What you need to do -
Without the images, write out the whole listing exactly.
[start]
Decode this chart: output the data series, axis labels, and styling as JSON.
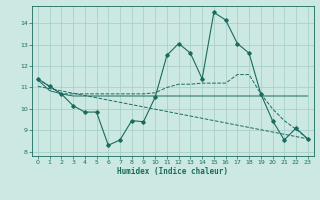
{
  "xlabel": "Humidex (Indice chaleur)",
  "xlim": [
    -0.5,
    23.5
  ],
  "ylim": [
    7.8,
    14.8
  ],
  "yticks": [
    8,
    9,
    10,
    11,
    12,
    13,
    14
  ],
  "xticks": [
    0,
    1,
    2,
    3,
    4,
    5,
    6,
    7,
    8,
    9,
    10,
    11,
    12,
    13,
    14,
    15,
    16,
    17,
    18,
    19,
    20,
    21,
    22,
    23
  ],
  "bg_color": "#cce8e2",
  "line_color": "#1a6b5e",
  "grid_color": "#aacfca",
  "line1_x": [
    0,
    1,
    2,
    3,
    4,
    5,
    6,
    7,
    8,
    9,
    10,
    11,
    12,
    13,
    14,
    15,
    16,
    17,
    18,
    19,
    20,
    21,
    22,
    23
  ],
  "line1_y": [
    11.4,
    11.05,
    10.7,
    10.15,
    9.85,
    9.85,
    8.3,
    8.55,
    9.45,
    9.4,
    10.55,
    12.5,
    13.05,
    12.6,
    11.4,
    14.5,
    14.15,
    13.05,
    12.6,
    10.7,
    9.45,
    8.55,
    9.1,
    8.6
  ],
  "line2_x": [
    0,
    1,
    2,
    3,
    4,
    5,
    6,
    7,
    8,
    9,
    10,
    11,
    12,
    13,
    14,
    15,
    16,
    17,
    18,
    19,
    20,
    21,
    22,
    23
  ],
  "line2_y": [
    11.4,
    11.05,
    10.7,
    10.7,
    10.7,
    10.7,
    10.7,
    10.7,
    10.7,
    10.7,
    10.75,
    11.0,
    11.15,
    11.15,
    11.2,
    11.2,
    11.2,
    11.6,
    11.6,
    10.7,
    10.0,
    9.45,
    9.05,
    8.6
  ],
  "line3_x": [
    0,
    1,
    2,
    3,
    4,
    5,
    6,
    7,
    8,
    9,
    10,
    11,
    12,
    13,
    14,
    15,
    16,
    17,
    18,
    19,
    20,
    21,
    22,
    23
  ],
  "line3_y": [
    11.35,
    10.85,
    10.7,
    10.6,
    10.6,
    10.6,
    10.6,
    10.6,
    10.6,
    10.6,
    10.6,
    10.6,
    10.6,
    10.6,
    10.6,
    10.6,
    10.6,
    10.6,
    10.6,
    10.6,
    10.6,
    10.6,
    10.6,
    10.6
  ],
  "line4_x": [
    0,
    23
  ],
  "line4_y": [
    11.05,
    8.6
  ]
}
[end]
Exercise output -
Decode this chart: output the data series, axis labels, and styling as JSON.
{
  "xlabel": "Humidex (Indice chaleur)",
  "xlim": [
    -0.5,
    23.5
  ],
  "ylim": [
    7.8,
    14.8
  ],
  "yticks": [
    8,
    9,
    10,
    11,
    12,
    13,
    14
  ],
  "xticks": [
    0,
    1,
    2,
    3,
    4,
    5,
    6,
    7,
    8,
    9,
    10,
    11,
    12,
    13,
    14,
    15,
    16,
    17,
    18,
    19,
    20,
    21,
    22,
    23
  ],
  "bg_color": "#cce8e2",
  "line_color": "#1a6b5e",
  "grid_color": "#aacfca",
  "line1_x": [
    0,
    1,
    2,
    3,
    4,
    5,
    6,
    7,
    8,
    9,
    10,
    11,
    12,
    13,
    14,
    15,
    16,
    17,
    18,
    19,
    20,
    21,
    22,
    23
  ],
  "line1_y": [
    11.4,
    11.05,
    10.7,
    10.15,
    9.85,
    9.85,
    8.3,
    8.55,
    9.45,
    9.4,
    10.55,
    12.5,
    13.05,
    12.6,
    11.4,
    14.5,
    14.15,
    13.05,
    12.6,
    10.7,
    9.45,
    8.55,
    9.1,
    8.6
  ],
  "line2_x": [
    0,
    1,
    2,
    3,
    4,
    5,
    6,
    7,
    8,
    9,
    10,
    11,
    12,
    13,
    14,
    15,
    16,
    17,
    18,
    19,
    20,
    21,
    22,
    23
  ],
  "line2_y": [
    11.4,
    11.05,
    10.7,
    10.7,
    10.7,
    10.7,
    10.7,
    10.7,
    10.7,
    10.7,
    10.75,
    11.0,
    11.15,
    11.15,
    11.2,
    11.2,
    11.2,
    11.6,
    11.6,
    10.7,
    10.0,
    9.45,
    9.05,
    8.6
  ],
  "line3_x": [
    0,
    1,
    2,
    3,
    4,
    5,
    6,
    7,
    8,
    9,
    10,
    11,
    12,
    13,
    14,
    15,
    16,
    17,
    18,
    19,
    20,
    21,
    22,
    23
  ],
  "line3_y": [
    11.35,
    10.85,
    10.7,
    10.6,
    10.6,
    10.6,
    10.6,
    10.6,
    10.6,
    10.6,
    10.6,
    10.6,
    10.6,
    10.6,
    10.6,
    10.6,
    10.6,
    10.6,
    10.6,
    10.6,
    10.6,
    10.6,
    10.6,
    10.6
  ],
  "line4_x": [
    0,
    23
  ],
  "line4_y": [
    11.05,
    8.6
  ]
}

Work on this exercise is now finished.